=== Given request ===
Transcribe the listing that follows in full, omitting pictures.

=== Source data ===
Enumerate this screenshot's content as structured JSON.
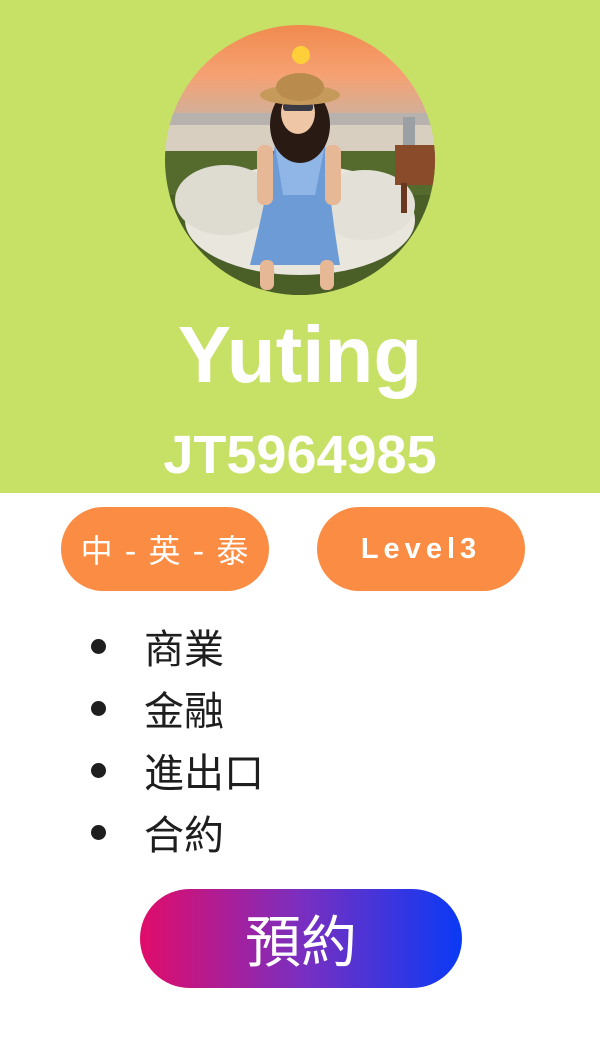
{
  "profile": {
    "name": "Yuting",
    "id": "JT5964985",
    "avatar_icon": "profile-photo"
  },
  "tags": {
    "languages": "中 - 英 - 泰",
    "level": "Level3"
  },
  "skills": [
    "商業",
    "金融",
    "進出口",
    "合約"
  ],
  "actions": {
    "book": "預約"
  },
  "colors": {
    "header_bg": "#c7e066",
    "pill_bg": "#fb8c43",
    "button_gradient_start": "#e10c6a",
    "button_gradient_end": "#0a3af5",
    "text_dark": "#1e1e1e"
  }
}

=== Written reply ===
Enumerate this screenshot's content as structured JSON.
{
  "profile": {
    "name": "Yuting",
    "id": "JT5964985",
    "avatar_icon": "profile-photo"
  },
  "tags": {
    "languages": "中 - 英 - 泰",
    "level": "Level3"
  },
  "skills": [
    "商業",
    "金融",
    "進出口",
    "合約"
  ],
  "actions": {
    "book": "預約"
  },
  "colors": {
    "header_bg": "#c7e066",
    "pill_bg": "#fb8c43",
    "button_gradient_start": "#e10c6a",
    "button_gradient_end": "#0a3af5",
    "text_dark": "#1e1e1e"
  }
}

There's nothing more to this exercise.